* **EXERCISE**
Give the data below again, word for word.

* **DATA SECTION**
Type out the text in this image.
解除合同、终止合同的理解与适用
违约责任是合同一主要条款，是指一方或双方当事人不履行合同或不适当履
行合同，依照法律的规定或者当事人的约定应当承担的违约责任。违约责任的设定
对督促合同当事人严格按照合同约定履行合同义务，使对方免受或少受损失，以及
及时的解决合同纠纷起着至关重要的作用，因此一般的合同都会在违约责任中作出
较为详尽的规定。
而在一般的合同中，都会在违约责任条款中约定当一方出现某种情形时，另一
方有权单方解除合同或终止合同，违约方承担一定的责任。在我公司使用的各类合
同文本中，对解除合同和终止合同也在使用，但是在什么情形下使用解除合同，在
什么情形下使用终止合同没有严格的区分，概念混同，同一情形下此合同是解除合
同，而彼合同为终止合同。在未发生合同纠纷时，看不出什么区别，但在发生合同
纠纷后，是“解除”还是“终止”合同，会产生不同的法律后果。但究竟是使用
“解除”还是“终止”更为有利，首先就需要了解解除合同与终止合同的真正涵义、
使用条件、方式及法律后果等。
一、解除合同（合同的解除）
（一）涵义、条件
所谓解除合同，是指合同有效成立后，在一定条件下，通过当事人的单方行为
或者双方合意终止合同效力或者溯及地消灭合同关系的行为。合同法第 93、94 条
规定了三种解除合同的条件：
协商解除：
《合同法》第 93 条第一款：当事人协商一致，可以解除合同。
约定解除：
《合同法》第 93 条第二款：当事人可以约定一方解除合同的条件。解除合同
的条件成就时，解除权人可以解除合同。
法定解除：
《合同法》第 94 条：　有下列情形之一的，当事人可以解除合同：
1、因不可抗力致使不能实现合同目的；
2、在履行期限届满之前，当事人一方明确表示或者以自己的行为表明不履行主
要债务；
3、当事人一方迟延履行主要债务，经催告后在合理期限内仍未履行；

* **ANSWER TO THE EXERCISE**
Type out the text in this image.
解除合同、终止合同的理解与适用
违约责任是合同一主要条款，是指一方或双方当事人不履行合同或不适当履
行合同，依照法律的规定或者当事人的约定应当承担的违约责任。违约责任的设定
对督促合同当事人严格按照合同约定履行合同义务，使对方免受或少受损失，以及
及时的解决合同纠纷起着至关重要的作用，因此一般的合同都会在违约责任中作出
较为详尽的规定。
而在一般的合同中，都会在违约责任条款中约定当一方出现某种情形时，另一
方有权单方解除合同或终止合同，违约方承担一定的责任。在我公司使用的各类合
同文本中，对解除合同和终止合同也在使用，但是在什么情形下使用解除合同，在
什么情形下使用终止合同没有严格的区分，概念混同，同一情形下此合同是解除合
同，而彼合同为终止合同。在未发生合同纠纷时，看不出什么区别，但在发生合同
纠纷后，是“解除”还是“终止”合同，会产生不同的法律后果。但究竟是使用
“解除”还是“终止”更为有利，首先就需要了解解除合同与终止合同的真正涵义、
使用条件、方式及法律后果等。
一、解除合同（合同的解除）
（一）涵义、条件
所谓解除合同，是指合同有效成立后，在一定条件下，通过当事人的单方行为
或者双方合意终止合同效力或者溯及地消灭合同关系的行为。合同法第 93、94 条
规定了三种解除合同的条件：
协商解除：
《合同法》第 93 条第一款：当事人协商一致，可以解除合同。
约定解除：
《合同法》第 93 条第二款：当事人可以约定一方解除合同的条件。解除合同
的条件成就时，解除权人可以解除合同。
法定解除：
《合同法》第 94 条：　有下列情形之一的，当事人可以解除合同：
1、因不可抗力致使不能实现合同目的；
2、在履行期限届满之前，当事人一方明确表示或者以自己的行为表明不履行主
要债务；
3、当事人一方迟延履行主要债务，经催告后在合理期限内仍未履行；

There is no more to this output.